# EXERCISE MATERIAL start

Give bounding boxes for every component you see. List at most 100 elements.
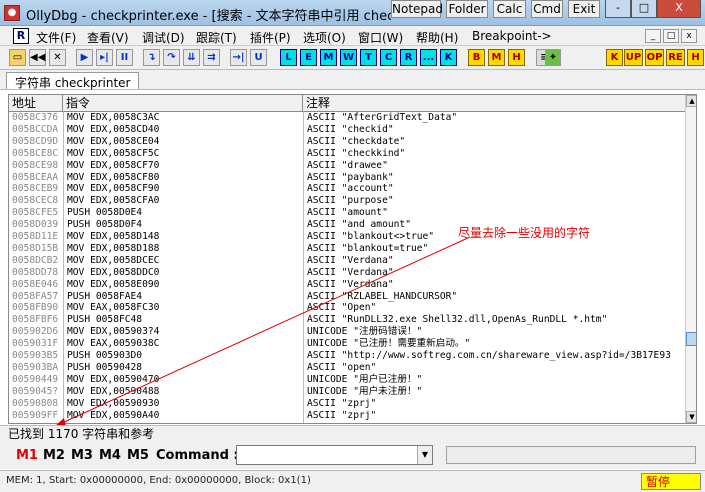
minimize-button[interactable]: - [605,0,631,18]
table-row[interactable]: 0058CCDA MOV EDX,0058CD40 ASCII "checkid" [9,124,685,136]
table-row[interactable]: 005903BA PUSH 00590428 ASCII "open" [9,362,685,374]
table-row[interactable]: 0058FA57 PUSH 0058FAE4 ASCII "RZLABEL_HAND… [9,291,685,303]
vertical-scrollbar[interactable]: ▲ ▼ [685,95,696,423]
menu-trace[interactable]: 跟踪(T) [196,29,237,46]
folder-button[interactable]: Folder [446,0,488,18]
m3-button[interactable]: M3 [71,448,93,463]
pause-icon[interactable]: II [116,49,133,66]
menu-window[interactable]: 窗口(W) [358,29,403,46]
m4-button[interactable]: M4 [99,448,121,463]
table-row[interactable]: 0058C376 MOV EDX,0058C3AC ASCII "AfterGrid… [9,112,685,124]
menu-plugins[interactable]: 插件(P) [250,29,291,46]
breakpoints-button[interactable]: B [468,49,485,66]
trace-into-icon[interactable]: ⇊ [183,49,200,66]
table-row[interactable]: 0058FBF6 PUSH 0058FC48 ASCII "RunDLL32.exe… [9,314,685,326]
instruction-cell: PUSH 0058FC48 [67,314,143,326]
title-bar: ● OllyDbg - checkprinter.exe - [搜索 - 文本字… [0,0,705,26]
scroll-thumb[interactable] [686,332,696,346]
op-button[interactable]: OP [645,49,664,66]
comment-cell: ASCII "paybank" [307,171,394,183]
table-row[interactable]: 00590808 MOV EDX,00590930 ASCII "zprj" [9,398,685,410]
table-row[interactable]: 0058CE8C MOV EDX,0058CF5C ASCII "checkkind… [9,148,685,160]
menu-options[interactable]: 选项(O) [303,29,346,46]
instruction-cell: MOV EDX,0058CFA0 [67,195,160,207]
close-x-icon[interactable]: ✕ [49,49,66,66]
step-over-icon[interactable]: ↷ [163,49,180,66]
run-icon[interactable]: ▶ [76,49,93,66]
comment-cell: ASCII "blankout<>true" [307,231,435,242]
cpu-button[interactable]: C [380,49,397,66]
trace-over-icon[interactable]: ⇉ [203,49,220,66]
table-row[interactable]: 005909FF MOV EDX,00590A40 ASCII "zprj" [9,410,685,422]
exit-button[interactable]: Exit [568,0,600,18]
table-row[interactable]: 0058DCB2 MOV EDX,0058DCEC ASCII "Verdana" [9,255,685,267]
memory-breakpoints-button[interactable]: M [488,49,505,66]
step-into-icon[interactable]: ↴ [143,49,160,66]
windows-button[interactable]: W [340,49,357,66]
table-row[interactable]: 0058DD78 MOV EDX,0058DDC0 ASCII "Verdana" [9,267,685,279]
mdi-minimize-button[interactable]: _ [645,29,661,43]
go-to-user-icon[interactable]: U [250,49,267,66]
execute-till-return-icon[interactable]: →| [230,49,247,66]
table-row[interactable]: 0058FB90 MOV EAX,0058FC30 ASCII "Open" [9,302,685,314]
scroll-down-icon[interactable]: ▼ [686,411,696,423]
m5-button[interactable]: M5 [127,448,149,463]
table-row[interactable]: 0058CEC8 MOV EDX,0058CFA0 ASCII "purpose" [9,195,685,207]
table-row[interactable]: 0059045? MOV EDX,00590488 UNICODE "用户未注册！" [9,386,685,398]
column-comment[interactable]: 注释 [303,95,685,112]
table-row[interactable]: 0058CD9D MOV EDX,0058CE04 ASCII "checkdate… [9,136,685,148]
comment-cell: UNICODE "已注册！需要重新启动。" [307,338,471,350]
run-trace-button[interactable]: ... [420,49,437,66]
maximize-button[interactable]: □ [631,0,657,18]
restore-r-icon[interactable]: R [13,28,29,44]
open-folder-icon[interactable]: ▭ [9,49,26,66]
comment-cell: ASCII "Open" [307,302,377,314]
table-row[interactable]: 005903B5 PUSH 005903D0 ASCII "http://www.s… [9,350,685,362]
cmd-button[interactable]: Cmd [531,0,563,18]
table-row[interactable]: 00590449 MOV EDX,00590470 UNICODE "用户已注册！" [9,374,685,386]
log-window-button[interactable]: L [280,49,297,66]
m2-button[interactable]: M2 [43,448,65,463]
table-row[interactable]: 0058E046 MOV EDX,0058E090 ASCII "Verdana" [9,279,685,291]
executable-modules-button[interactable]: E [300,49,317,66]
notepad-button[interactable]: Notepad [391,0,443,18]
mdi-close-button[interactable]: x [681,29,697,43]
mdi-restore-button[interactable]: □ [663,29,679,43]
rewind-icon[interactable]: ◀◀ [29,49,46,66]
up-button[interactable]: UP [624,49,643,66]
menu-file[interactable]: 文件(F) [36,29,76,46]
table-row[interactable]: 0059031F MOV EAX,0059038C UNICODE "已注册！需要重… [9,338,685,350]
table-row[interactable]: 005902D6 MOV EDX,005903?4 UNICODE "注册码错误！" [9,326,685,338]
threads-button[interactable]: T [360,49,377,66]
calc-button[interactable]: Calc [493,0,526,18]
strings-list[interactable]: 地址 指令 注释 0058C376 MOV EDX,0058C3AC ASCII "… [8,94,697,424]
chevron-down-icon[interactable]: ▼ [417,446,432,464]
run-thread-icon[interactable]: ▸| [96,49,113,66]
menu-breakpoint[interactable]: Breakpoint-> [472,29,552,43]
comment-cell: UNICODE "用户已注册！" [307,373,423,385]
memory-map-button[interactable]: M [320,49,337,66]
table-row[interactable]: 0058CEB9 MOV EDX,0058CF90 ASCII "account" [9,183,685,195]
color-palette-icon[interactable]: ✦ [545,49,561,66]
re-button[interactable]: RE [666,49,685,66]
tab-strings-checkprinter[interactable]: 字符串 checkprinter [6,72,140,90]
command-input[interactable] [236,445,433,465]
right-k-button[interactable]: K [606,49,623,66]
scroll-up-icon[interactable]: ▲ [686,95,696,107]
column-instruction[interactable]: 指令 [63,95,303,112]
instruction-cell: MOV EDX,0058D188 [67,242,160,254]
table-row[interactable]: 0058CFE5 PUSH 0058D0E4 ASCII "amount" [9,207,685,219]
menu-debug[interactable]: 调试(D) [142,29,185,46]
table-row[interactable]: 0058D15B MOV EDX,0058D188 ASCII "blankout=… [9,243,685,255]
table-row[interactable]: 0058CEAA MOV EDX,0058CF80 ASCII "paybank" [9,172,685,184]
close-button[interactable]: X [657,0,701,18]
m1-button[interactable]: M1 [16,448,38,463]
references-button[interactable]: R [400,49,417,66]
column-address[interactable]: 地址 [9,95,63,112]
hardware-breakpoints-button[interactable]: H [508,49,525,66]
table-row[interactable]: 0058CE98 MOV EDX,0058CF70 ASCII "drawee" [9,160,685,172]
right-h-button[interactable]: H [687,49,704,66]
call-stack-button[interactable]: K [440,49,457,66]
menu-help[interactable]: 帮助(H) [416,29,458,46]
menu-view[interactable]: 查看(V) [87,29,129,46]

# EXERCISE MATERIAL end

EXERCISE: Transcribe the stretch of the records from the line containing "minimize-button[interactable]: - [605,0,631,18]" through the line containing "vertical-scrollbar[interactable]: ▲ ▼", reproducing each line without any change.

OUTPUT FOR THIS TASK:
minimize-button[interactable]: - [605,0,631,18]
table-row[interactable]: 0058CCDA MOV EDX,0058CD40 ASCII "checkid" [9,124,685,136]
table-row[interactable]: 005903BA PUSH 00590428 ASCII "open" [9,362,685,374]
table-row[interactable]: 0058FA57 PUSH 0058FAE4 ASCII "RZLABEL_HAND… [9,291,685,303]
vertical-scrollbar[interactable]: ▲ ▼ [685,95,696,423]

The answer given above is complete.